Task:
Copy out the rows unchanged, from the row containing "button[interactable]: Mellemrum <box>142" up to and including the row containing "button[interactable]: Emoji <box>107". Give only those rows.

Input:

========================================================================

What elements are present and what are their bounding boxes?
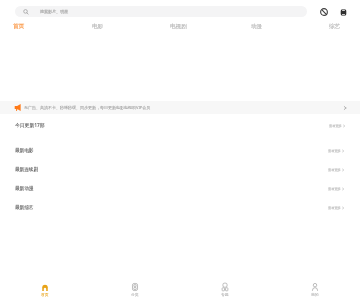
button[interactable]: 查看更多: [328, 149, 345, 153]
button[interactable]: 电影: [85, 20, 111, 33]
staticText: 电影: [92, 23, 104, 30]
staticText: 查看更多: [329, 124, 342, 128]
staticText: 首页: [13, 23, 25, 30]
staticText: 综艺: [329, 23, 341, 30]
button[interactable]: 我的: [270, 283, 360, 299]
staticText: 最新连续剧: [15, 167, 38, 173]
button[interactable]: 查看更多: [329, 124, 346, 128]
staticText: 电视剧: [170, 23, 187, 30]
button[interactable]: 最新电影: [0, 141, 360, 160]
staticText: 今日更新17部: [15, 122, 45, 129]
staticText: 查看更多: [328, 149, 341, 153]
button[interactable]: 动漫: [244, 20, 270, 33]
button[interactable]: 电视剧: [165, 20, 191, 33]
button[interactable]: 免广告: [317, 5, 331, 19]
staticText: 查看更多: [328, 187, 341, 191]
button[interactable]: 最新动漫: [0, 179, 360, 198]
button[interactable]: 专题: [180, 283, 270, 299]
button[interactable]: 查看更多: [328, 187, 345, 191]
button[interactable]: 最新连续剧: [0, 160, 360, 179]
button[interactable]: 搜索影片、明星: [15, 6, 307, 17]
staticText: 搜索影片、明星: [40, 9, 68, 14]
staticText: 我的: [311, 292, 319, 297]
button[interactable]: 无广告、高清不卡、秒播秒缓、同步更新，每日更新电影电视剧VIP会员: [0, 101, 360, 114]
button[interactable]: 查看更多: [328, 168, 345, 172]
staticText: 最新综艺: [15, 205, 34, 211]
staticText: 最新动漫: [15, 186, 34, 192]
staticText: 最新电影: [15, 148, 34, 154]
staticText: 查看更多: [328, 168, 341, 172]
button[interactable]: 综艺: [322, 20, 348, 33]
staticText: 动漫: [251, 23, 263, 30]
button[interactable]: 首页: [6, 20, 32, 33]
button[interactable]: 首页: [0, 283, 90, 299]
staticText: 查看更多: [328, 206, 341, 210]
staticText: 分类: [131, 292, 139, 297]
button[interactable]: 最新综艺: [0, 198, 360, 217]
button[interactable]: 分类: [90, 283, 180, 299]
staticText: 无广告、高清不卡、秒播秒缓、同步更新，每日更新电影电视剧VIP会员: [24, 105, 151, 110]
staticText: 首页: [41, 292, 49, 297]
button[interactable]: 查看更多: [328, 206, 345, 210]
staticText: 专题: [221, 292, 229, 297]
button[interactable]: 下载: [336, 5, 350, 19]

========================================================================

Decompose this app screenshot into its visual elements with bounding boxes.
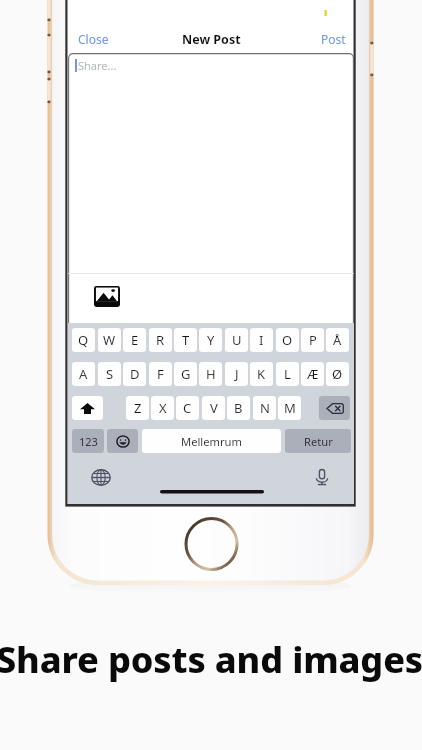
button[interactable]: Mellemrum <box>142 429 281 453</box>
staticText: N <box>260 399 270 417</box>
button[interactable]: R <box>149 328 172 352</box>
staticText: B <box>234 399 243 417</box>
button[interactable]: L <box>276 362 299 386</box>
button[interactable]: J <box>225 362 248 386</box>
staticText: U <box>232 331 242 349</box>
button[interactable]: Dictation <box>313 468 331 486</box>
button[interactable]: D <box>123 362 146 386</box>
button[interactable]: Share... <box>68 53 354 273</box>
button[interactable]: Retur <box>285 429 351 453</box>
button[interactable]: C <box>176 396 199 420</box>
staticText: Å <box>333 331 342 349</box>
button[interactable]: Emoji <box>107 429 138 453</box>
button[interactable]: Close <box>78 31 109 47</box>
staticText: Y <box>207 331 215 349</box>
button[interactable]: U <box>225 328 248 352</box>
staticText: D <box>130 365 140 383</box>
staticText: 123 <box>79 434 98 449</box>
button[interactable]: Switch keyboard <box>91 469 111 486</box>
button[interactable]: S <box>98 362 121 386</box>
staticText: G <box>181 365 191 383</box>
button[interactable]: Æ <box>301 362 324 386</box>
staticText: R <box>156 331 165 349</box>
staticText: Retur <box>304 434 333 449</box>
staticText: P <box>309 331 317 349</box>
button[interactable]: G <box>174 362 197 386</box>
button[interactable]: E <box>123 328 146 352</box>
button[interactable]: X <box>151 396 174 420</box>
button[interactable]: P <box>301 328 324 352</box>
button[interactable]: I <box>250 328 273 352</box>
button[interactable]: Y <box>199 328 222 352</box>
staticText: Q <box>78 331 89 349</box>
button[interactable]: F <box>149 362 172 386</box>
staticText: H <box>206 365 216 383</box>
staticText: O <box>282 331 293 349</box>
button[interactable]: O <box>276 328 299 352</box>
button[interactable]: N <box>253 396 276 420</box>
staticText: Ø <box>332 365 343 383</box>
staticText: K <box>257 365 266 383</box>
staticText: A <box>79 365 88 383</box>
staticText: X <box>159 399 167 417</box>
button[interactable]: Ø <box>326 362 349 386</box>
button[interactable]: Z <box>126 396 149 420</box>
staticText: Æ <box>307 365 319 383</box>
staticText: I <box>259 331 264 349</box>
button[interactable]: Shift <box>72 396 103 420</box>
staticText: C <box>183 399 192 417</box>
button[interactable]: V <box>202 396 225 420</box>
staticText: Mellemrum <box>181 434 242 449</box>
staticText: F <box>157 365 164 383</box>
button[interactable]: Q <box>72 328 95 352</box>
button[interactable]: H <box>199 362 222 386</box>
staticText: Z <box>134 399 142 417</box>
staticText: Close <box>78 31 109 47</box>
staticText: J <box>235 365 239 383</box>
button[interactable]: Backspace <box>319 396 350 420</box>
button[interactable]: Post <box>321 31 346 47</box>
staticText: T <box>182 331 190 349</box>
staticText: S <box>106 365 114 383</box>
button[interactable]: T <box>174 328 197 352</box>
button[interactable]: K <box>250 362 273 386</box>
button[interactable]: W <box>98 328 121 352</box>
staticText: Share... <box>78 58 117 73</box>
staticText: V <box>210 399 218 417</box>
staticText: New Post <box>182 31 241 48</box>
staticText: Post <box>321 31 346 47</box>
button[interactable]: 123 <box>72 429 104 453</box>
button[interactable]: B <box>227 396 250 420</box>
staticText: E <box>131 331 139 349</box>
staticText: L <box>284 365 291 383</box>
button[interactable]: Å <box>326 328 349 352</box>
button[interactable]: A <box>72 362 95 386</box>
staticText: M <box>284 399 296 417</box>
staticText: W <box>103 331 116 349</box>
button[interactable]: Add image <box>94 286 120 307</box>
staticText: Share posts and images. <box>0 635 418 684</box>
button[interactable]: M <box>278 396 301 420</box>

========================================================================

Response for this exercise:
button[interactable]: Mellemrum <box>142 429 281 453</box>
staticText: N <box>260 399 270 417</box>
button[interactable]: R <box>149 328 172 352</box>
staticText: B <box>234 399 243 417</box>
button[interactable]: L <box>276 362 299 386</box>
button[interactable]: J <box>225 362 248 386</box>
staticText: U <box>232 331 242 349</box>
button[interactable]: Dictation <box>313 468 331 486</box>
button[interactable]: D <box>123 362 146 386</box>
button[interactable]: Share... <box>68 53 354 273</box>
button[interactable]: Retur <box>285 429 351 453</box>
button[interactable]: C <box>176 396 199 420</box>
staticText: Å <box>333 331 342 349</box>
button[interactable]: Emoji <box>107 429 138 453</box>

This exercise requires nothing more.